Your task is to output the entries below word for word.
[START ENTRIES SHOWN]
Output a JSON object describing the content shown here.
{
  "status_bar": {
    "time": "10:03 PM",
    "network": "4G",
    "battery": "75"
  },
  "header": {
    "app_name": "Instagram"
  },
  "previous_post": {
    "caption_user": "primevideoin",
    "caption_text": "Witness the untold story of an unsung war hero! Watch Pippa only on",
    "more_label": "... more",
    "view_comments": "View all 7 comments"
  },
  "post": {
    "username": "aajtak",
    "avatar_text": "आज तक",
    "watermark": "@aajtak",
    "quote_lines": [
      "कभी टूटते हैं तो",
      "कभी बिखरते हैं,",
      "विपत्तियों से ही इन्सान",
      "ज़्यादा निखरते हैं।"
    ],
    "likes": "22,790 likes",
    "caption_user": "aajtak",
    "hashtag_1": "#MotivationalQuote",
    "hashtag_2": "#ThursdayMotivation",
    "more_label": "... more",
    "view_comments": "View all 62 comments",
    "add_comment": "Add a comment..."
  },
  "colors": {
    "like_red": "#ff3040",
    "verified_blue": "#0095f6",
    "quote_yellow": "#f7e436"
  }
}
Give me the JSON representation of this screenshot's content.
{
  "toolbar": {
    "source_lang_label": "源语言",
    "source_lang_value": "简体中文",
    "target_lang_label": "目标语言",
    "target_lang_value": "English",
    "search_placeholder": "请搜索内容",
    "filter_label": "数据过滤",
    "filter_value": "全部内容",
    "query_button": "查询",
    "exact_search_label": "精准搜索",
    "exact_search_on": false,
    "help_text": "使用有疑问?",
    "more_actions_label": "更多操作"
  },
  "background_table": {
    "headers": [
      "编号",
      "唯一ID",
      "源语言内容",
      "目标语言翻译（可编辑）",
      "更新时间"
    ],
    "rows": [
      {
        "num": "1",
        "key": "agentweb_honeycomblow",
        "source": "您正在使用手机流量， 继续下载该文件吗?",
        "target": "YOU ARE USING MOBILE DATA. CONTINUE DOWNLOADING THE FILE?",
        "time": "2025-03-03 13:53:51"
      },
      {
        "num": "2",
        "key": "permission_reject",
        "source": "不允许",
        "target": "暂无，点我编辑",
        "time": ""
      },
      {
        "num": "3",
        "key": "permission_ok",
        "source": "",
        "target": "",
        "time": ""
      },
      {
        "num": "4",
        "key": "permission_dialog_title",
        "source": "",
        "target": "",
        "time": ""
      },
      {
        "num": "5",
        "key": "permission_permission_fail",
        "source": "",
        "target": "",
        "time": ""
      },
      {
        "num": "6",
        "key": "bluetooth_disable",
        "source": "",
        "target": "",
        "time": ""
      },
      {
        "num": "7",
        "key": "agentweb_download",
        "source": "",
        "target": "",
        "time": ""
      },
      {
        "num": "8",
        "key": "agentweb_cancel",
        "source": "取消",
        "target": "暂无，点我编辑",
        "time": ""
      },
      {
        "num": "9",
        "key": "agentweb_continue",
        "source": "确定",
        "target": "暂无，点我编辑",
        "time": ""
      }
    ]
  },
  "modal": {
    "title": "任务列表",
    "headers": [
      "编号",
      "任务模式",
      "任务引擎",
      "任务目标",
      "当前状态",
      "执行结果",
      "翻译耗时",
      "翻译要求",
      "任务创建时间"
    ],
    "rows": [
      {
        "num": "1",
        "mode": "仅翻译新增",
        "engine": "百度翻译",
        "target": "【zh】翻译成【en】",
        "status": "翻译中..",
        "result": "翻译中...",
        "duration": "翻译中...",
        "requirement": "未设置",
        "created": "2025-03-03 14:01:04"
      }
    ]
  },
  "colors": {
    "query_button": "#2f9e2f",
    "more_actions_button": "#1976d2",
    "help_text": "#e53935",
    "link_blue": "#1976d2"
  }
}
[END ENTRIES SHOWN]
#### SOLUTION BELOW
Output a JSON object describing the content shown here.
{
  "status_bar": {
    "time": "10:03 PM",
    "network": "4G",
    "battery": "75"
  },
  "header": {
    "app_name": "Instagram"
  },
  "previous_post": {
    "caption_user": "primevideoin",
    "caption_text": "Witness the untold story of an unsung war hero! Watch Pippa only on",
    "more_label": "... more",
    "view_comments": "View all 7 comments"
  },
  "post": {
    "username": "aajtak",
    "avatar_text": "आज तक",
    "watermark": "@aajtak",
    "quote_lines": [
      "कभी टूटते हैं तो",
      "कभी बिखरते हैं,",
      "विपत्तियों से ही इन्सान",
      "ज़्यादा निखरते हैं।"
    ],
    "likes": "22,790 likes",
    "caption_user": "aajtak",
    "hashtag_1": "#MotivationalQuote",
    "hashtag_2": "#ThursdayMotivation",
    "more_label": "... more",
    "view_comments": "View all 62 comments",
    "add_comment": "Add a comment..."
  },
  "colors": {
    "like_red": "#ff3040",
    "verified_blue": "#0095f6",
    "quote_yellow": "#f7e436"
  }
}
Give me the JSON representation of this screenshot's content.
{
  "toolbar": {
    "source_lang_label": "源语言",
    "source_lang_value": "简体中文",
    "target_lang_label": "目标语言",
    "target_lang_value": "English",
    "search_placeholder": "请搜索内容",
    "filter_label": "数据过滤",
    "filter_value": "全部内容",
    "query_button": "查询",
    "exact_search_label": "精准搜索",
    "exact_search_on": false,
    "help_text": "使用有疑问?",
    "more_actions_label": "更多操作"
  },
  "background_table": {
    "headers": [
      "编号",
      "唯一ID",
      "源语言内容",
      "目标语言翻译（可编辑）",
      "更新时间"
    ],
    "rows": [
      {
        "num": "1",
        "key": "agentweb_honeycomblow",
        "source": "您正在使用手机流量， 继续下载该文件吗?",
        "target": "YOU ARE USING MOBILE DATA. CONTINUE DOWNLOADING THE FILE?",
        "time": "2025-03-03 13:53:51"
      },
      {
        "num": "2",
        "key": "permission_reject",
        "source": "不允许",
        "target": "暂无，点我编辑",
        "time": ""
      },
      {
        "num": "3",
        "key": "permission_ok",
        "source": "",
        "target": "",
        "time": ""
      },
      {
        "num": "4",
        "key": "permission_dialog_title",
        "source": "",
        "target": "",
        "time": ""
      },
      {
        "num": "5",
        "key": "permission_permission_fail",
        "source": "",
        "target": "",
        "time": ""
      },
      {
        "num": "6",
        "key": "bluetooth_disable",
        "source": "",
        "target": "",
        "time": ""
      },
      {
        "num": "7",
        "key": "agentweb_download",
        "source": "",
        "target": "",
        "time": ""
      },
      {
        "num": "8",
        "key": "agentweb_cancel",
        "source": "取消",
        "target": "暂无，点我编辑",
        "time": ""
      },
      {
        "num": "9",
        "key": "agentweb_continue",
        "source": "确定",
        "target": "暂无，点我编辑",
        "time": ""
      }
    ]
  },
  "modal": {
    "title": "任务列表",
    "headers": [
      "编号",
      "任务模式",
      "任务引擎",
      "任务目标",
      "当前状态",
      "执行结果",
      "翻译耗时",
      "翻译要求",
      "任务创建时间"
    ],
    "rows": [
      {
        "num": "1",
        "mode": "仅翻译新增",
        "engine": "百度翻译",
        "target": "【zh】翻译成【en】",
        "status": "翻译中..",
        "result": "翻译中...",
        "duration": "翻译中...",
        "requirement": "未设置",
        "created": "2025-03-03 14:01:04"
      }
    ]
  },
  "colors": {
    "query_button": "#2f9e2f",
    "more_actions_button": "#1976d2",
    "help_text": "#e53935",
    "link_blue": "#1976d2"
  }
}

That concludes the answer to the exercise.